Don't copy the pictures; return every other part of the records exactly.

== PROVIDED DATA ==
——

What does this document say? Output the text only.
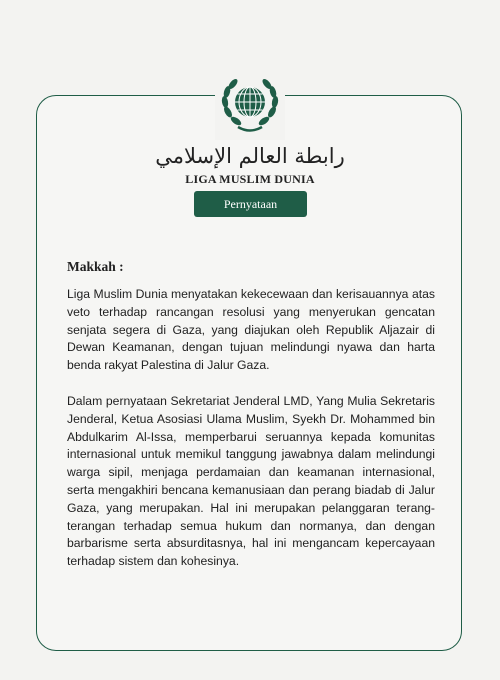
رابطة العالم الإسلامي
LIGA MUSLIM DUNIA
Pernyataan
Makkah :

Liga Muslim Dunia menyatakan kekecewaan dan kerisauannya atas veto terhadap rancangan resolusi yang menyerukan gencatan senjata segera di Gaza, yang diajukan oleh Republik Aljazair di Dewan Keamanan, dengan tujuan melindungi nyawa dan harta benda rakyat Palestina di Jalur Gaza.

Dalam pernyataan Sekretariat Jenderal LMD, Yang Mulia Sekretaris Jenderal, Ketua Asosiasi Ulama Muslim, Syekh Dr. Mohammed bin Abdulkarim Al-Issa, memperbarui seruannya kepada komunitas internasional untuk memikul tanggung jawabnya dalam melindungi warga sipil, menjaga perdamaian dan keamanan internasional, serta mengakhiri bencana kemanusiaan dan perang biadab di Jalur Gaza, yang merupakan. Hal ini merupakan pelanggaran terang-terangan terhadap semua hukum dan normanya, dan dengan barbarisme serta absurditasnya, hal ini mengancam kepercayaan terhadap sistem dan kohesinya.
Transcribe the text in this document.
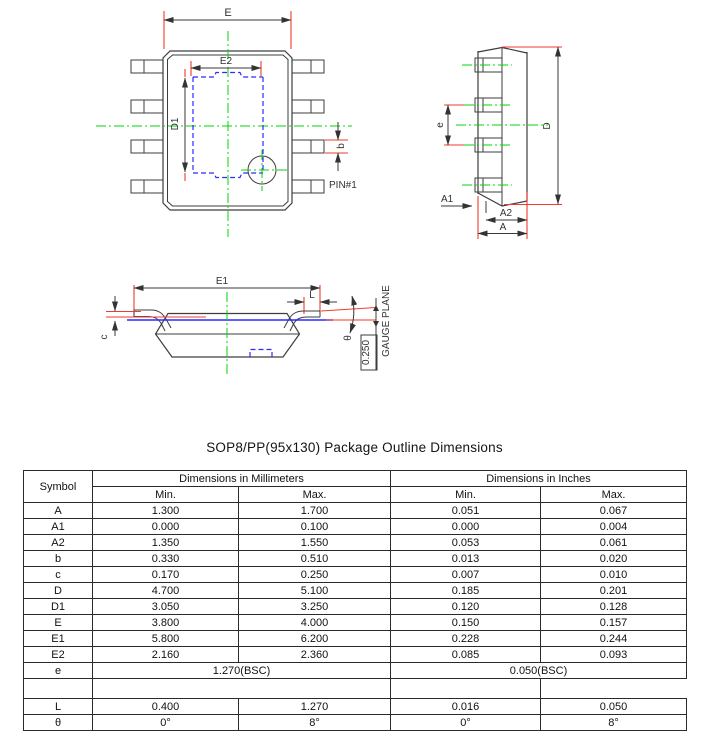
E
E2
D1
b
PIN#1
e	D
A1
A2
A
E1
L
c	θ
0.250 GAUGE PLANE
SOP8/PP(95x130) Package Outline Dimensions
Symbol	Dimensions in Millimeters		Dimensions in Inches	
	Min.	Max.	Min.	Max.
A	1.300	1.700	0.051	0.067
A1	0.000	0.100	0.000	0.004
A2	1.350	1.550	0.053	0.061
b	0.330	0.510	0.013	0.020
c	0.170	0.250	0.007	0.010
D	4.700	5.100	0.185	0.201
D1	3.050	3.250	0.120	0.128
E	3.800	4.000	0.150	0.157
E1	5.800	6.200	0.228	0.244
E2	2.160	2.360	0.085	0.093
e	1.270(BSC)		0.050(BSC)	

L	0.400	1.270	0.016	0.050
θ	0°	8°	0°	8°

——

== EXPECTED ANSWER ==
What does this document say? Output the text only.
رابطة العالم الإسلامي
LIGA MUSLIM DUNIA
Pernyataan
Makkah :

Liga Muslim Dunia menyatakan kekecewaan dan kerisauannya atas veto terhadap rancangan resolusi yang menyerukan gencatan senjata segera di Gaza, yang diajukan oleh Republik Aljazair di Dewan Keamanan, dengan tujuan melindungi nyawa dan harta benda rakyat Palestina di Jalur Gaza.

Dalam pernyataan Sekretariat Jenderal LMD, Yang Mulia Sekretaris Jenderal, Ketua Asosiasi Ulama Muslim, Syekh Dr. Mohammed bin Abdulkarim Al-Issa, memperbarui seruannya kepada komunitas internasional untuk memikul tanggung jawabnya dalam melindungi warga sipil, menjaga perdamaian dan keamanan internasional, serta mengakhiri bencana kemanusiaan dan perang biadab di Jalur Gaza, yang merupakan. Hal ini merupakan pelanggaran terang-terangan terhadap semua hukum dan normanya, dan dengan barbarisme serta absurditasnya, hal ini mengancam kepercayaan terhadap sistem dan kohesinya.
Transcribe the text in this document.
E
E2
D1
b
PIN#1
e	D
A1
A2
A
E1
L
c	θ
0.250 GAUGE PLANE
SOP8/PP(95x130) Package Outline Dimensions
Symbol	Dimensions in Millimeters		Dimensions in Inches	
	Min.	Max.	Min.	Max.
A	1.300	1.700	0.051	0.067
A1	0.000	0.100	0.000	0.004
A2	1.350	1.550	0.053	0.061
b	0.330	0.510	0.013	0.020
c	0.170	0.250	0.007	0.010
D	4.700	5.100	0.185	0.201
D1	3.050	3.250	0.120	0.128
E	3.800	4.000	0.150	0.157
E1	5.800	6.200	0.228	0.244
E2	2.160	2.360	0.085	0.093
e	1.270(BSC)		0.050(BSC)	

L	0.400	1.270	0.016	0.050
θ	0°	8°	0°	8°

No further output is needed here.